***** Material for this task *****

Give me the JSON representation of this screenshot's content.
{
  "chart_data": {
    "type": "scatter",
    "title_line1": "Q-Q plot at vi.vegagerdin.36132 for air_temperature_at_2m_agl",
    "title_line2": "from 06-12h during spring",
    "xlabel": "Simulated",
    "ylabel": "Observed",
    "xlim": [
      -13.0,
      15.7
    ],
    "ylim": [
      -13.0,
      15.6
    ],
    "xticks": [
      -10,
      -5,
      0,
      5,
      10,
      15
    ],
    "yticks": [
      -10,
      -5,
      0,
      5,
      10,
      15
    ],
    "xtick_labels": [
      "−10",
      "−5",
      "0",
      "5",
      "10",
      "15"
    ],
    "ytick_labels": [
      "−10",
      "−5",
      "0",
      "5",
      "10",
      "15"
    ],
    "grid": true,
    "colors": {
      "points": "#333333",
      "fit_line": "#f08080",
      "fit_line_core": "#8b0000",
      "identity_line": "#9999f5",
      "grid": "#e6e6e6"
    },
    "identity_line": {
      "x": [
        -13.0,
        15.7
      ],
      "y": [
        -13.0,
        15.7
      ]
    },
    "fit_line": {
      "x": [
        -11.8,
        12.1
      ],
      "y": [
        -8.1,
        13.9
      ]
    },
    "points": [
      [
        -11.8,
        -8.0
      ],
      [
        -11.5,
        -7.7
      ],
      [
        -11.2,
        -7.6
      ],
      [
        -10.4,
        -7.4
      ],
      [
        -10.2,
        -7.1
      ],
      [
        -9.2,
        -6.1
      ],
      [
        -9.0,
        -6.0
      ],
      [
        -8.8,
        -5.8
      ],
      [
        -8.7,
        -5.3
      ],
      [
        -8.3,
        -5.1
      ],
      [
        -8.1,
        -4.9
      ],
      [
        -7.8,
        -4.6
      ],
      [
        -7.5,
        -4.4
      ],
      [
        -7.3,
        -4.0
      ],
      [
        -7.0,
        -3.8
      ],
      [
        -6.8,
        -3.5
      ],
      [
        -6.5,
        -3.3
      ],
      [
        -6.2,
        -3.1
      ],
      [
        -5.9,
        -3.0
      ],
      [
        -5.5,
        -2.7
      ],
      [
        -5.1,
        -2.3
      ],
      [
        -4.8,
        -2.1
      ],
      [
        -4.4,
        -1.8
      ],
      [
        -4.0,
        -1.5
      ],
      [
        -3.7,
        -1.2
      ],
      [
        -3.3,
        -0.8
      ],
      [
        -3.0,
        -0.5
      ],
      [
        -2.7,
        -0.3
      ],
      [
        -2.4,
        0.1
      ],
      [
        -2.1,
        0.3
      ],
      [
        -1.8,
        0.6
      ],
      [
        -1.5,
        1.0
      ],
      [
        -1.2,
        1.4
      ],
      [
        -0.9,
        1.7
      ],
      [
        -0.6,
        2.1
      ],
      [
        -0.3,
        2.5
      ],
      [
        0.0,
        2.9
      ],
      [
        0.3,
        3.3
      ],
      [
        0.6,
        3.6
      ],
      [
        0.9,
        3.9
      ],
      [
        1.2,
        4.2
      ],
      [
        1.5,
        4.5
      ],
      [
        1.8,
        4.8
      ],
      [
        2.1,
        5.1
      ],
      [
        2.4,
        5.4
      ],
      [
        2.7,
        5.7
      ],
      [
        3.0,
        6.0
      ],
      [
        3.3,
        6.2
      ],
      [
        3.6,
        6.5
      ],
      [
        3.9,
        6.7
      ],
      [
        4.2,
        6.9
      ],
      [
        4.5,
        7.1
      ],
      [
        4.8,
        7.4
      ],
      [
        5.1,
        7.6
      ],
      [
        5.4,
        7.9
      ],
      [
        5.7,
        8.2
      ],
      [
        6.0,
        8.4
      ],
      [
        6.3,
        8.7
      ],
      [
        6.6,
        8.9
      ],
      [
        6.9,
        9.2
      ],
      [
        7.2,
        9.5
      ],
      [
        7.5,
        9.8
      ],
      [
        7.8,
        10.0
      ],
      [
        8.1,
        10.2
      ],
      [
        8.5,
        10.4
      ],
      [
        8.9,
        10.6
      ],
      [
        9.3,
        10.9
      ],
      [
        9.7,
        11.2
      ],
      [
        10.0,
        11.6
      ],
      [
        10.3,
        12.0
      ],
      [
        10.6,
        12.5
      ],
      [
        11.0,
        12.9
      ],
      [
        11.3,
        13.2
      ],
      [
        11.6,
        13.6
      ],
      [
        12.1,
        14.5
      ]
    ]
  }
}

*****

Stated exercise: Repeat each entry word for word.

Complete answer:
Give me the JSON representation of this screenshot's content.
{
  "chart_data": {
    "type": "scatter",
    "title_line1": "Q-Q plot at vi.vegagerdin.36132 for air_temperature_at_2m_agl",
    "title_line2": "from 06-12h during spring",
    "xlabel": "Simulated",
    "ylabel": "Observed",
    "xlim": [
      -13.0,
      15.7
    ],
    "ylim": [
      -13.0,
      15.6
    ],
    "xticks": [
      -10,
      -5,
      0,
      5,
      10,
      15
    ],
    "yticks": [
      -10,
      -5,
      0,
      5,
      10,
      15
    ],
    "xtick_labels": [
      "−10",
      "−5",
      "0",
      "5",
      "10",
      "15"
    ],
    "ytick_labels": [
      "−10",
      "−5",
      "0",
      "5",
      "10",
      "15"
    ],
    "grid": true,
    "colors": {
      "points": "#333333",
      "fit_line": "#f08080",
      "fit_line_core": "#8b0000",
      "identity_line": "#9999f5",
      "grid": "#e6e6e6"
    },
    "identity_line": {
      "x": [
        -13.0,
        15.7
      ],
      "y": [
        -13.0,
        15.7
      ]
    },
    "fit_line": {
      "x": [
        -11.8,
        12.1
      ],
      "y": [
        -8.1,
        13.9
      ]
    },
    "points": [
      [
        -11.8,
        -8.0
      ],
      [
        -11.5,
        -7.7
      ],
      [
        -11.2,
        -7.6
      ],
      [
        -10.4,
        -7.4
      ],
      [
        -10.2,
        -7.1
      ],
      [
        -9.2,
        -6.1
      ],
      [
        -9.0,
        -6.0
      ],
      [
        -8.8,
        -5.8
      ],
      [
        -8.7,
        -5.3
      ],
      [
        -8.3,
        -5.1
      ],
      [
        -8.1,
        -4.9
      ],
      [
        -7.8,
        -4.6
      ],
      [
        -7.5,
        -4.4
      ],
      [
        -7.3,
        -4.0
      ],
      [
        -7.0,
        -3.8
      ],
      [
        -6.8,
        -3.5
      ],
      [
        -6.5,
        -3.3
      ],
      [
        -6.2,
        -3.1
      ],
      [
        -5.9,
        -3.0
      ],
      [
        -5.5,
        -2.7
      ],
      [
        -5.1,
        -2.3
      ],
      [
        -4.8,
        -2.1
      ],
      [
        -4.4,
        -1.8
      ],
      [
        -4.0,
        -1.5
      ],
      [
        -3.7,
        -1.2
      ],
      [
        -3.3,
        -0.8
      ],
      [
        -3.0,
        -0.5
      ],
      [
        -2.7,
        -0.3
      ],
      [
        -2.4,
        0.1
      ],
      [
        -2.1,
        0.3
      ],
      [
        -1.8,
        0.6
      ],
      [
        -1.5,
        1.0
      ],
      [
        -1.2,
        1.4
      ],
      [
        -0.9,
        1.7
      ],
      [
        -0.6,
        2.1
      ],
      [
        -0.3,
        2.5
      ],
      [
        0.0,
        2.9
      ],
      [
        0.3,
        3.3
      ],
      [
        0.6,
        3.6
      ],
      [
        0.9,
        3.9
      ],
      [
        1.2,
        4.2
      ],
      [
        1.5,
        4.5
      ],
      [
        1.8,
        4.8
      ],
      [
        2.1,
        5.1
      ],
      [
        2.4,
        5.4
      ],
      [
        2.7,
        5.7
      ],
      [
        3.0,
        6.0
      ],
      [
        3.3,
        6.2
      ],
      [
        3.6,
        6.5
      ],
      [
        3.9,
        6.7
      ],
      [
        4.2,
        6.9
      ],
      [
        4.5,
        7.1
      ],
      [
        4.8,
        7.4
      ],
      [
        5.1,
        7.6
      ],
      [
        5.4,
        7.9
      ],
      [
        5.7,
        8.2
      ],
      [
        6.0,
        8.4
      ],
      [
        6.3,
        8.7
      ],
      [
        6.6,
        8.9
      ],
      [
        6.9,
        9.2
      ],
      [
        7.2,
        9.5
      ],
      [
        7.5,
        9.8
      ],
      [
        7.8,
        10.0
      ],
      [
        8.1,
        10.2
      ],
      [
        8.5,
        10.4
      ],
      [
        8.9,
        10.6
      ],
      [
        9.3,
        10.9
      ],
      [
        9.7,
        11.2
      ],
      [
        10.0,
        11.6
      ],
      [
        10.3,
        12.0
      ],
      [
        10.6,
        12.5
      ],
      [
        11.0,
        12.9
      ],
      [
        11.3,
        13.2
      ],
      [
        11.6,
        13.6
      ],
      [
        12.1,
        14.5
      ]
    ]
  }
}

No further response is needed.